> _DATASET RECORDS_:
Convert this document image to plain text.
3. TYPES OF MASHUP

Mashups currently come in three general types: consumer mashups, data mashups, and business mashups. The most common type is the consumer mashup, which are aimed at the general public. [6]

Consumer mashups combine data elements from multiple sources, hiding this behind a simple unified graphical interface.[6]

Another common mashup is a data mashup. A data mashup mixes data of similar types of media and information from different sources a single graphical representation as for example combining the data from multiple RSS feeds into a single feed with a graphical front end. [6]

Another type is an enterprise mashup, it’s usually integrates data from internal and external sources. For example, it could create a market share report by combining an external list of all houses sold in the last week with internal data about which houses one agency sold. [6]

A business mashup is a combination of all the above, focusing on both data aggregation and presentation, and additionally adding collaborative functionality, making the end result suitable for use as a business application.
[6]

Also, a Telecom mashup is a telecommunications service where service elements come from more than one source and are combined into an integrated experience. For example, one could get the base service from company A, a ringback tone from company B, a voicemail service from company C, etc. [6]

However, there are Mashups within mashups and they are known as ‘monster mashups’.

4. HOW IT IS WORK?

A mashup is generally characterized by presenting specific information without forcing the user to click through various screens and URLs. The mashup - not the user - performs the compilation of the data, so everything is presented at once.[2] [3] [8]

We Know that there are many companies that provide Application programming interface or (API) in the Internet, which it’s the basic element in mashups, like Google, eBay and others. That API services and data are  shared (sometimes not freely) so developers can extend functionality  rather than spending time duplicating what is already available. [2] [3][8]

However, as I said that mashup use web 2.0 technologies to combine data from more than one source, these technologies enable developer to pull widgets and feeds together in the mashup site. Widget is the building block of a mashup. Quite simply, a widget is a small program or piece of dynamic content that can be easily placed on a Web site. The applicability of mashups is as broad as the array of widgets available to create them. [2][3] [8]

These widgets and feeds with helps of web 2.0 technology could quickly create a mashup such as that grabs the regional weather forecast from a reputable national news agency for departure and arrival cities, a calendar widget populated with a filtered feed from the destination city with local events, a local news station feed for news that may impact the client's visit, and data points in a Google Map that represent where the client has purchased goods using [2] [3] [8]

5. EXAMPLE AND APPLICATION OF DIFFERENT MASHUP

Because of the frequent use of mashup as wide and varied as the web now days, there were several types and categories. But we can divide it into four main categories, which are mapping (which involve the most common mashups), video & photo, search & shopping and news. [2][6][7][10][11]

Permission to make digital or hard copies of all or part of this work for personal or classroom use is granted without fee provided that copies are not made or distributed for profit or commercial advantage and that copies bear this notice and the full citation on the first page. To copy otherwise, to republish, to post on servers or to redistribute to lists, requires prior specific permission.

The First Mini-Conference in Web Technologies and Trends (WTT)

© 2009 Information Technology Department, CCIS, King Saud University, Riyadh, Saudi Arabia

> _WHAT YOU HAVE TO DO_: Extract each entry in full, exactly as given.

> _SOLUTION_:
Convert this document image to plain text.
3. TYPES OF MASHUP

Mashups currently come in three general types: consumer mashups, data mashups, and business mashups. The most common type is the consumer mashup, which are aimed at the general public. [6]

Consumer mashups combine data elements from multiple sources, hiding this behind a simple unified graphical interface.[6]

Another common mashup is a data mashup. A data mashup mixes data of similar types of media and information from different sources a single graphical representation as for example combining the data from multiple RSS feeds into a single feed with a graphical front end. [6]

Another type is an enterprise mashup, it’s usually integrates data from internal and external sources. For example, it could create a market share report by combining an external list of all houses sold in the last week with internal data about which houses one agency sold. [6]

A business mashup is a combination of all the above, focusing on both data aggregation and presentation, and additionally adding collaborative functionality, making the end result suitable for use as a business application.
[6]

Also, a Telecom mashup is a telecommunications service where service elements come from more than one source and are combined into an integrated experience. For example, one could get the base service from company A, a ringback tone from company B, a voicemail service from company C, etc. [6]

However, there are Mashups within mashups and they are known as ‘monster mashups’.

4. HOW IT IS WORK?

A mashup is generally characterized by presenting specific information without forcing the user to click through various screens and URLs. The mashup - not the user - performs the compilation of the data, so everything is presented at once.[2] [3] [8]

We Know that there are many companies that provide Application programming interface or (API) in the Internet, which it’s the basic element in mashups, like Google, eBay and others. That API services and data are  shared (sometimes not freely) so developers can extend functionality  rather than spending time duplicating what is already available. [2] [3][8]

However, as I said that mashup use web 2.0 technologies to combine data from more than one source, these technologies enable developer to pull widgets and feeds together in the mashup site. Widget is the building block of a mashup. Quite simply, a widget is a small program or piece of dynamic content that can be easily placed on a Web site. The applicability of mashups is as broad as the array of widgets available to create them. [2][3] [8]

These widgets and feeds with helps of web 2.0 technology could quickly create a mashup such as that grabs the regional weather forecast from a reputable national news agency for departure and arrival cities, a calendar widget populated with a filtered feed from the destination city with local events, a local news station feed for news that may impact the client's visit, and data points in a Google Map that represent where the client has purchased goods using [2] [3] [8]

5. EXAMPLE AND APPLICATION OF DIFFERENT MASHUP

Because of the frequent use of mashup as wide and varied as the web now days, there were several types and categories. But we can divide it into four main categories, which are mapping (which involve the most common mashups), video & photo, search & shopping and news. [2][6][7][10][11]

Permission to make digital or hard copies of all or part of this work for personal or classroom use is granted without fee provided that copies are not made or distributed for profit or commercial advantage and that copies bear this notice and the full citation on the first page. To copy otherwise, to republish, to post on servers or to redistribute to lists, requires prior specific permission.

The First Mini-Conference in Web Technologies and Trends (WTT)

© 2009 Information Technology Department, CCIS, King Saud University, Riyadh, Saudi Arabia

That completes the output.